Each entry that follows is to be retyped exactly. Pictures do not belong in the copy.

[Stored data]
[START]

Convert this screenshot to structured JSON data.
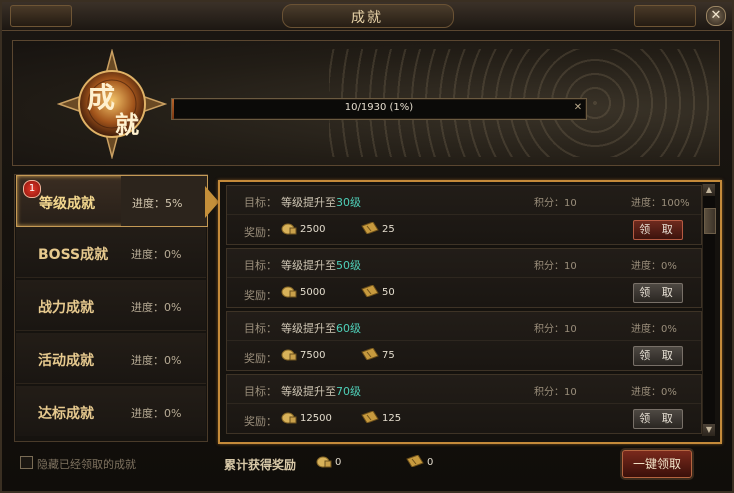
{
  "window": {
    "title": "成就",
    "close_glyph": "✕"
  },
  "banner": {
    "emblem_text": "成就",
    "progress_text": "10/1930 (1%)",
    "progress_fraction": 0.0052
  },
  "categories": [
    {
      "name": "等级成就",
      "progress": "进度：5%",
      "active": true,
      "badge": "1"
    },
    {
      "name": "BOSS成就",
      "progress": "进度：0%"
    },
    {
      "name": "战力成就",
      "progress": "进度：0%"
    },
    {
      "name": "活动成就",
      "progress": "进度：0%"
    },
    {
      "name": "达标成就",
      "progress": "进度：0%"
    }
  ],
  "labels": {
    "goal": "目标：",
    "reward": "奖励：",
    "claim": "领 取"
  },
  "achievements": [
    {
      "goal_prefix": "等级提升至",
      "goal_level": "30级",
      "points": "积分：10",
      "progress": "进度：100%",
      "coin": "2500",
      "ticket": "25",
      "claimable": true
    },
    {
      "goal_prefix": "等级提升至",
      "goal_level": "50级",
      "points": "积分：10",
      "progress": "进度：0%",
      "coin": "5000",
      "ticket": "50",
      "claimable": false
    },
    {
      "goal_prefix": "等级提升至",
      "goal_level": "60级",
      "points": "积分：10",
      "progress": "进度：0%",
      "coin": "7500",
      "ticket": "75",
      "claimable": false
    },
    {
      "goal_prefix": "等级提升至",
      "goal_level": "70级",
      "points": "积分：10",
      "progress": "进度：0%",
      "coin": "12500",
      "ticket": "125",
      "claimable": false
    }
  ],
  "scroll": {
    "up": "▲",
    "down": "▼"
  },
  "footer": {
    "hide_claimed": "隐藏已经领取的成就",
    "total_label": "累计获得奖励",
    "total_coin": "0",
    "total_ticket": "0",
    "one_click": "一键领取"
  }
}
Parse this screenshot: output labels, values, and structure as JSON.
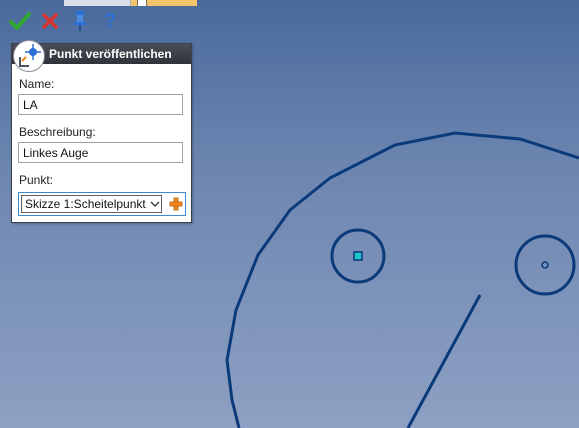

[END]

◆ Task solution:
Convert this screenshot to structured JSON data.
{
  "window": {
    "title": "成就",
    "close_glyph": "✕"
  },
  "banner": {
    "emblem_text": "成就",
    "progress_text": "10/1930 (1%)",
    "progress_fraction": 0.0052
  },
  "categories": [
    {
      "name": "等级成就",
      "progress": "进度：5%",
      "active": true,
      "badge": "1"
    },
    {
      "name": "BOSS成就",
      "progress": "进度：0%"
    },
    {
      "name": "战力成就",
      "progress": "进度：0%"
    },
    {
      "name": "活动成就",
      "progress": "进度：0%"
    },
    {
      "name": "达标成就",
      "progress": "进度：0%"
    }
  ],
  "labels": {
    "goal": "目标：",
    "reward": "奖励：",
    "claim": "领 取"
  },
  "achievements": [
    {
      "goal_prefix": "等级提升至",
      "goal_level": "30级",
      "points": "积分：10",
      "progress": "进度：100%",
      "coin": "2500",
      "ticket": "25",
      "claimable": true
    },
    {
      "goal_prefix": "等级提升至",
      "goal_level": "50级",
      "points": "积分：10",
      "progress": "进度：0%",
      "coin": "5000",
      "ticket": "50",
      "claimable": false
    },
    {
      "goal_prefix": "等级提升至",
      "goal_level": "60级",
      "points": "积分：10",
      "progress": "进度：0%",
      "coin": "7500",
      "ticket": "75",
      "claimable": false
    },
    {
      "goal_prefix": "等级提升至",
      "goal_level": "70级",
      "points": "积分：10",
      "progress": "进度：0%",
      "coin": "12500",
      "ticket": "125",
      "claimable": false
    }
  ],
  "scroll": {
    "up": "▲",
    "down": "▼"
  },
  "footer": {
    "hide_claimed": "隐藏已经领取的成就",
    "total_label": "累计获得奖励",
    "total_coin": "0",
    "total_ticket": "0",
    "one_click": "一键领取"
  }
}
Parse this screenshot: output labels, values, and structure as JSON.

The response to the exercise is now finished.